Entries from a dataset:
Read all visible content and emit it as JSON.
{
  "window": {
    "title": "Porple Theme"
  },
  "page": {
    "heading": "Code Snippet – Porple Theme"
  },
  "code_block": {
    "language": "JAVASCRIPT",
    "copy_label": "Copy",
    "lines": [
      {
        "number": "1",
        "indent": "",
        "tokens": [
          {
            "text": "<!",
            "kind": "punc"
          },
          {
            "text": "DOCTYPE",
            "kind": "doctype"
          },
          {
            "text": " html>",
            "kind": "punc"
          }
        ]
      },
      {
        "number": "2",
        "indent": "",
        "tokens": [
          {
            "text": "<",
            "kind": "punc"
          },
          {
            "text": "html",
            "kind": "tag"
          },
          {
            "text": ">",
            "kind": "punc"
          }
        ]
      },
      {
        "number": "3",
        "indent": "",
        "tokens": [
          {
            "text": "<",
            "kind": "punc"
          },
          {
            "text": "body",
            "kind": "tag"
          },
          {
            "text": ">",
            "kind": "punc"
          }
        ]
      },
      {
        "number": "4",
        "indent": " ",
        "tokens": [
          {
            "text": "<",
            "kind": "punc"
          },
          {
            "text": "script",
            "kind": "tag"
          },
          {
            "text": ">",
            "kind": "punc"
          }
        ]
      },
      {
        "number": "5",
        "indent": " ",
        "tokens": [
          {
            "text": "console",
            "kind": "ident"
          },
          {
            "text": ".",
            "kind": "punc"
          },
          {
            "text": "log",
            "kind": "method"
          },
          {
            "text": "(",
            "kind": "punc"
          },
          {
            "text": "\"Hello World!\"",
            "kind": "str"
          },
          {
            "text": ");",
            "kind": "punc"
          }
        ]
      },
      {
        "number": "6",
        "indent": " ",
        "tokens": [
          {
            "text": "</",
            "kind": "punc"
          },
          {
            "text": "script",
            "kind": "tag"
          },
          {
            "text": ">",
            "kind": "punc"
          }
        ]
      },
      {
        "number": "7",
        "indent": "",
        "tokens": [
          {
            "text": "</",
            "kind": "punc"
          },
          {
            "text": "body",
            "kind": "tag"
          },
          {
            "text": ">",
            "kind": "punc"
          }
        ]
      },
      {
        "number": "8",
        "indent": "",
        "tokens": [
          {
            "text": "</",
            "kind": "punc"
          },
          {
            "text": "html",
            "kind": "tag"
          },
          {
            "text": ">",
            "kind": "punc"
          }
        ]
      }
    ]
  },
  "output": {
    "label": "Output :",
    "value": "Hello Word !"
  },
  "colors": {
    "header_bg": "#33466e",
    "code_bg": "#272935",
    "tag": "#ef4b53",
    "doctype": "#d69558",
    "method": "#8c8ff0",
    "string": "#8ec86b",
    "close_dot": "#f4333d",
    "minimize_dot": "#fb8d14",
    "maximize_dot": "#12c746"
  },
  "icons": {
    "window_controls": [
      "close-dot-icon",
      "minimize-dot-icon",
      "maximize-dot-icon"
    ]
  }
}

**Set exercise**
Transcribe the data. Leave every line exactly as it is.

**Reply**
Read all visible content and emit it as JSON.
{
  "window": {
    "title": "Porple Theme"
  },
  "page": {
    "heading": "Code Snippet – Porple Theme"
  },
  "code_block": {
    "language": "JAVASCRIPT",
    "copy_label": "Copy",
    "lines": [
      {
        "number": "1",
        "indent": "",
        "tokens": [
          {
            "text": "<!",
            "kind": "punc"
          },
          {
            "text": "DOCTYPE",
            "kind": "doctype"
          },
          {
            "text": " html>",
            "kind": "punc"
          }
        ]
      },
      {
        "number": "2",
        "indent": "",
        "tokens": [
          {
            "text": "<",
            "kind": "punc"
          },
          {
            "text": "html",
            "kind": "tag"
          },
          {
            "text": ">",
            "kind": "punc"
          }
        ]
      },
      {
        "number": "3",
        "indent": "",
        "tokens": [
          {
            "text": "<",
            "kind": "punc"
          },
          {
            "text": "body",
            "kind": "tag"
          },
          {
            "text": ">",
            "kind": "punc"
          }
        ]
      },
      {
        "number": "4",
        "indent": " ",
        "tokens": [
          {
            "text": "<",
            "kind": "punc"
          },
          {
            "text": "script",
            "kind": "tag"
          },
          {
            "text": ">",
            "kind": "punc"
          }
        ]
      },
      {
        "number": "5",
        "indent": " ",
        "tokens": [
          {
            "text": "console",
            "kind": "ident"
          },
          {
            "text": ".",
            "kind": "punc"
          },
          {
            "text": "log",
            "kind": "method"
          },
          {
            "text": "(",
            "kind": "punc"
          },
          {
            "text": "\"Hello World!\"",
            "kind": "str"
          },
          {
            "text": ");",
            "kind": "punc"
          }
        ]
      },
      {
        "number": "6",
        "indent": " ",
        "tokens": [
          {
            "text": "</",
            "kind": "punc"
          },
          {
            "text": "script",
            "kind": "tag"
          },
          {
            "text": ">",
            "kind": "punc"
          }
        ]
      },
      {
        "number": "7",
        "indent": "",
        "tokens": [
          {
            "text": "</",
            "kind": "punc"
          },
          {
            "text": "body",
            "kind": "tag"
          },
          {
            "text": ">",
            "kind": "punc"
          }
        ]
      },
      {
        "number": "8",
        "indent": "",
        "tokens": [
          {
            "text": "</",
            "kind": "punc"
          },
          {
            "text": "html",
            "kind": "tag"
          },
          {
            "text": ">",
            "kind": "punc"
          }
        ]
      }
    ]
  },
  "output": {
    "label": "Output :",
    "value": "Hello Word !"
  },
  "colors": {
    "header_bg": "#33466e",
    "code_bg": "#272935",
    "tag": "#ef4b53",
    "doctype": "#d69558",
    "method": "#8c8ff0",
    "string": "#8ec86b",
    "close_dot": "#f4333d",
    "minimize_dot": "#fb8d14",
    "maximize_dot": "#12c746"
  },
  "icons": {
    "window_controls": [
      "close-dot-icon",
      "minimize-dot-icon",
      "maximize-dot-icon"
    ]
  }
}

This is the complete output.